(begin)

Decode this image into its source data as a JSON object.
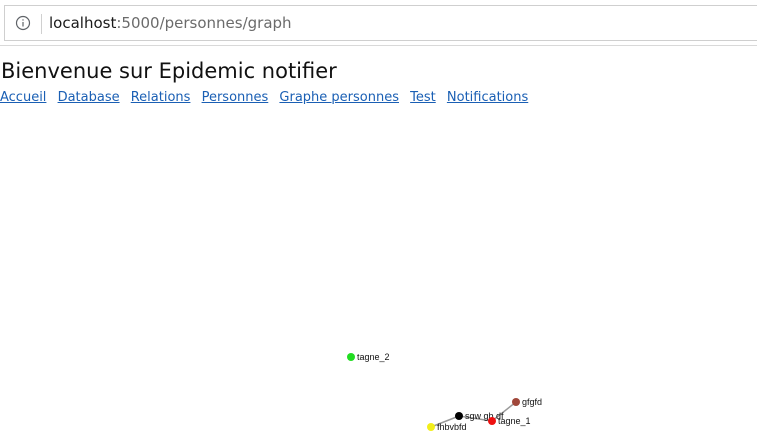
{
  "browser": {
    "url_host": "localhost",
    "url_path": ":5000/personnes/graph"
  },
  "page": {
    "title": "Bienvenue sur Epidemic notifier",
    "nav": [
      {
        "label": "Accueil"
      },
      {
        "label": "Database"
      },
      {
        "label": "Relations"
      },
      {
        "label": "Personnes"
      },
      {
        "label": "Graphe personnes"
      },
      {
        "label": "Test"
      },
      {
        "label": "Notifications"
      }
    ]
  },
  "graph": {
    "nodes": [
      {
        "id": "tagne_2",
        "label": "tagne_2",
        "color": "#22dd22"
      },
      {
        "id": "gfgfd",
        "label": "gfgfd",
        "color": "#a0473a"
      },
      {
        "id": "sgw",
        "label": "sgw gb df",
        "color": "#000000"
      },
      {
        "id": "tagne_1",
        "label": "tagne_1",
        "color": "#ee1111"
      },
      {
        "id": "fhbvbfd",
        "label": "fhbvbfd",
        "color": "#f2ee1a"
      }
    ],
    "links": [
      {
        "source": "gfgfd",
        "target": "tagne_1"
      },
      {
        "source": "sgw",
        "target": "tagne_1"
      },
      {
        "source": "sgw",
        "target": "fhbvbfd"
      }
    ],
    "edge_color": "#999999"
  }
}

(end)
(begin)

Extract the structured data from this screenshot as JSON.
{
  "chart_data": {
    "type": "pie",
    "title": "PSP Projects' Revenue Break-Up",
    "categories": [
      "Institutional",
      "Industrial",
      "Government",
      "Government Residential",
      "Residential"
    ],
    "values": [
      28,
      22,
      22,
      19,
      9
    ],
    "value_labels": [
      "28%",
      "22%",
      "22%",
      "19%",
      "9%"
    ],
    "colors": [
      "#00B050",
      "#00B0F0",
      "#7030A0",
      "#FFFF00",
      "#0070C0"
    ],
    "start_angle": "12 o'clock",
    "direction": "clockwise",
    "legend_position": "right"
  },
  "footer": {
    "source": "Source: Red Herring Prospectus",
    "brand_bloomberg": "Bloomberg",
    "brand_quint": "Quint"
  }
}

(end)

§ **THE PROBLEM**
Copy out every line from the records that has the word "JSON".

§ **CORRECT RESPONSE**
Decode this image into its source data as a JSON object.
Extract the structured data from this screenshot as JSON.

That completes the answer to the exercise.